Goal ::
Which lines of the records contain the string "isbn"? Pull out each one.

Provided entries ::
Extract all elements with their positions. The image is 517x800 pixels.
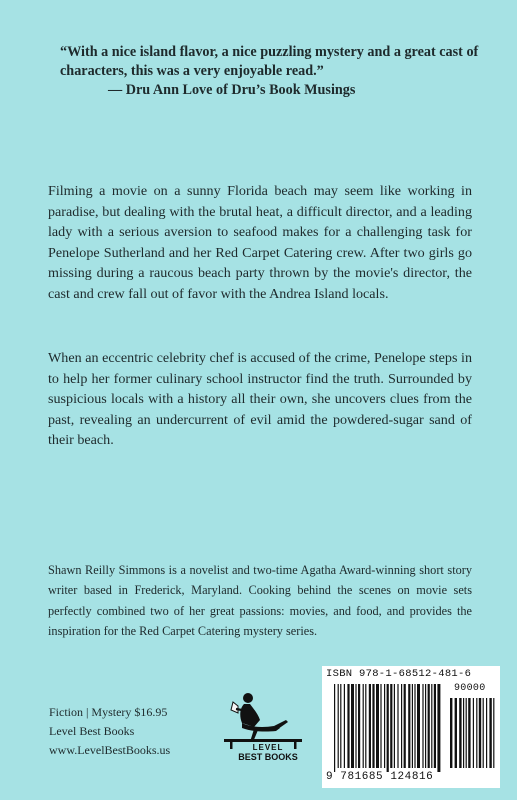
logo-line-level: LEVEL — [252, 743, 284, 752]
logo-line-best-books: BEST BOOKS — [238, 752, 298, 762]
review-blurb — [60, 43, 480, 100]
genre-price: Fiction | Mystery $16.95 — [49, 705, 168, 719]
isbn-barcode — [322, 666, 500, 788]
publisher-name: Level Best Books — [49, 724, 135, 738]
description-paragraph-1: Filming a movie on a sunny Florida beach may seem like working in paradise, but dealing with the brutal heat, a difficult director, and a leading lady with a serious aversion to seafood makes for a challenging task for Penelope Sutherland and her Red Carpet Catering crew. After two girls go missing during a raucous beach party thrown by the movie's director, the cast and crew fall out of favor with the Andrea Island locals. — [48, 183, 472, 302]
isbn-number: ISBN 978-1-68512-481-6 — [326, 668, 472, 680]
review-attribution: — Dru Ann Love of Dru’s Book Musings — [108, 82, 356, 98]
barcode-addon-digits: 90000 — [454, 683, 486, 694]
publisher-info — [49, 703, 239, 760]
publisher-logo-text — [236, 744, 300, 762]
author-bio: Shawn Reilly Simmons is a novelist and two-time Agatha Award-winning short story writer based in Frederick, Maryland. Cooking behind the scenes on movie sets perfectly combined two of her great passions: movies, and food, and provides the inspiration for the Red Carpet Catering mystery series. — [48, 563, 472, 638]
description-paragraph-2: When an eccentric celebrity chef is accused of the crime, Penelope steps in to help her former culinary school instructor find the truth. Surrounded by suspicious locals with a history all their own, she uncovers clues from the past, revealing an undercurrent of evil amid the powdered-sugar sand of their beach. — [48, 350, 472, 448]
review-quote: “With a nice island flavor, a nice puzzling mystery and a great cast of characters, this was a very enjoyable read.” — [60, 44, 479, 79]
publisher-website: www.LevelBestBooks.us — [49, 743, 171, 757]
barcode-digits: 9 781685 124816 — [326, 771, 434, 783]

Answer to the exercise ::
isbn-barcode — [322, 666, 500, 788]
isbn-number: ISBN 978-1-68512-481-6 — [326, 668, 472, 680]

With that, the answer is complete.